> _GIVEN INSTRUCTION_
Images are not part of the copy; transcribe all the data exactly.

> _SUPPLIED MATERIAL_
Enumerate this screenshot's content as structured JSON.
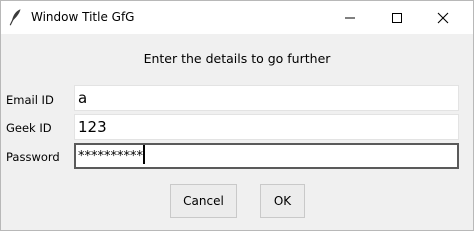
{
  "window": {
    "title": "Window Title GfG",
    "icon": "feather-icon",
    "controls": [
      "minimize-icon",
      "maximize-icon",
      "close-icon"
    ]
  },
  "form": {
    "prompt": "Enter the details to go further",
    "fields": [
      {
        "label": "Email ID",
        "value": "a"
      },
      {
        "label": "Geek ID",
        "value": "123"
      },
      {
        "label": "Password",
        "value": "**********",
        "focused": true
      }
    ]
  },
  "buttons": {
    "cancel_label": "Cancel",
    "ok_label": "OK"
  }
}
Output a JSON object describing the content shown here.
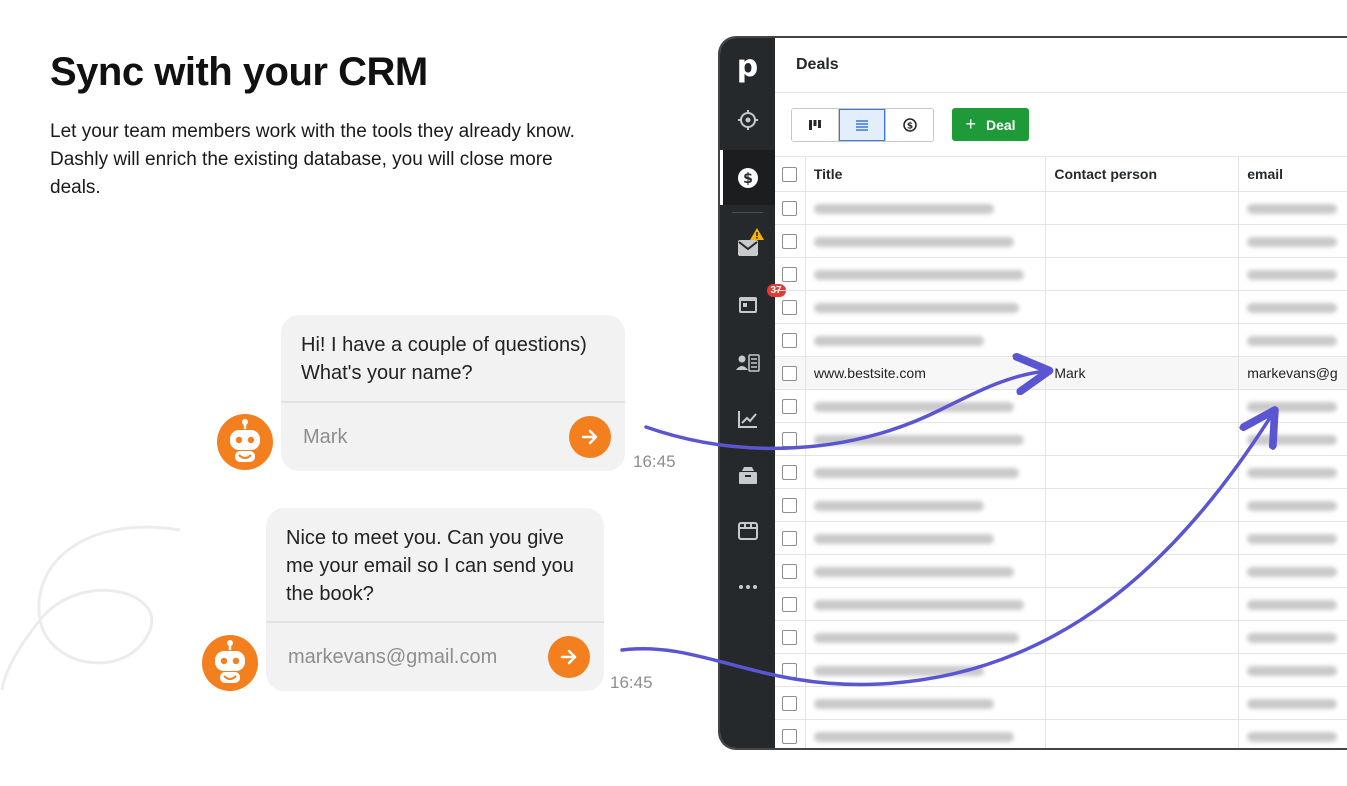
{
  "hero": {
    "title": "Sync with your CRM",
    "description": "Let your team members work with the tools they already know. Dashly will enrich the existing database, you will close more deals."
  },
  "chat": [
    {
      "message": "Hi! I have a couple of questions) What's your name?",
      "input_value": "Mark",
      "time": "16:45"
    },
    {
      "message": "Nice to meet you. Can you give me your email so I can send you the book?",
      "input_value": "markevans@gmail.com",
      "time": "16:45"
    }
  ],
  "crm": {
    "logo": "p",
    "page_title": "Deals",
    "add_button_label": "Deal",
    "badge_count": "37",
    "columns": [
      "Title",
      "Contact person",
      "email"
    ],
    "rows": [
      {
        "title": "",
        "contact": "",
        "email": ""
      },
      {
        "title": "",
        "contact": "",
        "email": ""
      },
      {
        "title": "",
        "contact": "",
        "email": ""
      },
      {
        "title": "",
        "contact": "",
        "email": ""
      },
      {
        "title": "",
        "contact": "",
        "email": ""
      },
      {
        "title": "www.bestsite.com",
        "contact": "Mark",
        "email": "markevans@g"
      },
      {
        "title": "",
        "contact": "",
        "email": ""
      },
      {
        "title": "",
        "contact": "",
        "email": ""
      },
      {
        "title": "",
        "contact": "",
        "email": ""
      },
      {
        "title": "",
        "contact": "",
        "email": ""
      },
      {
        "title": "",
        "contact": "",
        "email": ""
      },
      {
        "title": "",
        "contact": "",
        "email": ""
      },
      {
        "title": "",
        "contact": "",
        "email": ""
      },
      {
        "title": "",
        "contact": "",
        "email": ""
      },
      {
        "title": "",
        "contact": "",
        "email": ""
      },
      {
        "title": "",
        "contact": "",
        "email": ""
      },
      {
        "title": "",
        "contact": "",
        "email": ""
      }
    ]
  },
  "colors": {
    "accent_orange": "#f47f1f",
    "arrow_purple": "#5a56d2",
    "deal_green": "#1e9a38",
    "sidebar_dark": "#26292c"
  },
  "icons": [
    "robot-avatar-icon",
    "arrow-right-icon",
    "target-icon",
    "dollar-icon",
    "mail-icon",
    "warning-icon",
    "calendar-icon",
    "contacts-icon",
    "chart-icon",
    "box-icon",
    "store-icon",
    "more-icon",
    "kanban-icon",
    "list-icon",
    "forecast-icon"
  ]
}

> _OUTPUT OF THE TASK_
Enumerate this screenshot's content as structured JSON.
{
  "window": {
    "title": "Window Title GfG",
    "icon": "feather-icon",
    "controls": [
      "minimize-icon",
      "maximize-icon",
      "close-icon"
    ]
  },
  "form": {
    "prompt": "Enter the details to go further",
    "fields": [
      {
        "label": "Email ID",
        "value": "a"
      },
      {
        "label": "Geek ID",
        "value": "123"
      },
      {
        "label": "Password",
        "value": "**********",
        "focused": true
      }
    ]
  },
  "buttons": {
    "cancel_label": "Cancel",
    "ok_label": "OK"
  }
}
Output a JSON object describing the content shown here.
{
  "hero": {
    "title": "Sync with your CRM",
    "description": "Let your team members work with the tools they already know. Dashly will enrich the existing database, you will close more deals."
  },
  "chat": [
    {
      "message": "Hi! I have a couple of questions) What's your name?",
      "input_value": "Mark",
      "time": "16:45"
    },
    {
      "message": "Nice to meet you. Can you give me your email so I can send you the book?",
      "input_value": "markevans@gmail.com",
      "time": "16:45"
    }
  ],
  "crm": {
    "logo": "p",
    "page_title": "Deals",
    "add_button_label": "Deal",
    "badge_count": "37",
    "columns": [
      "Title",
      "Contact person",
      "email"
    ],
    "rows": [
      {
        "title": "",
        "contact": "",
        "email": ""
      },
      {
        "title": "",
        "contact": "",
        "email": ""
      },
      {
        "title": "",
        "contact": "",
        "email": ""
      },
      {
        "title": "",
        "contact": "",
        "email": ""
      },
      {
        "title": "",
        "contact": "",
        "email": ""
      },
      {
        "title": "www.bestsite.com",
        "contact": "Mark",
        "email": "markevans@g"
      },
      {
        "title": "",
        "contact": "",
        "email": ""
      },
      {
        "title": "",
        "contact": "",
        "email": ""
      },
      {
        "title": "",
        "contact": "",
        "email": ""
      },
      {
        "title": "",
        "contact": "",
        "email": ""
      },
      {
        "title": "",
        "contact": "",
        "email": ""
      },
      {
        "title": "",
        "contact": "",
        "email": ""
      },
      {
        "title": "",
        "contact": "",
        "email": ""
      },
      {
        "title": "",
        "contact": "",
        "email": ""
      },
      {
        "title": "",
        "contact": "",
        "email": ""
      },
      {
        "title": "",
        "contact": "",
        "email": ""
      },
      {
        "title": "",
        "contact": "",
        "email": ""
      }
    ]
  },
  "colors": {
    "accent_orange": "#f47f1f",
    "arrow_purple": "#5a56d2",
    "deal_green": "#1e9a38",
    "sidebar_dark": "#26292c"
  },
  "icons": [
    "robot-avatar-icon",
    "arrow-right-icon",
    "target-icon",
    "dollar-icon",
    "mail-icon",
    "warning-icon",
    "calendar-icon",
    "contacts-icon",
    "chart-icon",
    "box-icon",
    "store-icon",
    "more-icon",
    "kanban-icon",
    "list-icon",
    "forecast-icon"
  ]
}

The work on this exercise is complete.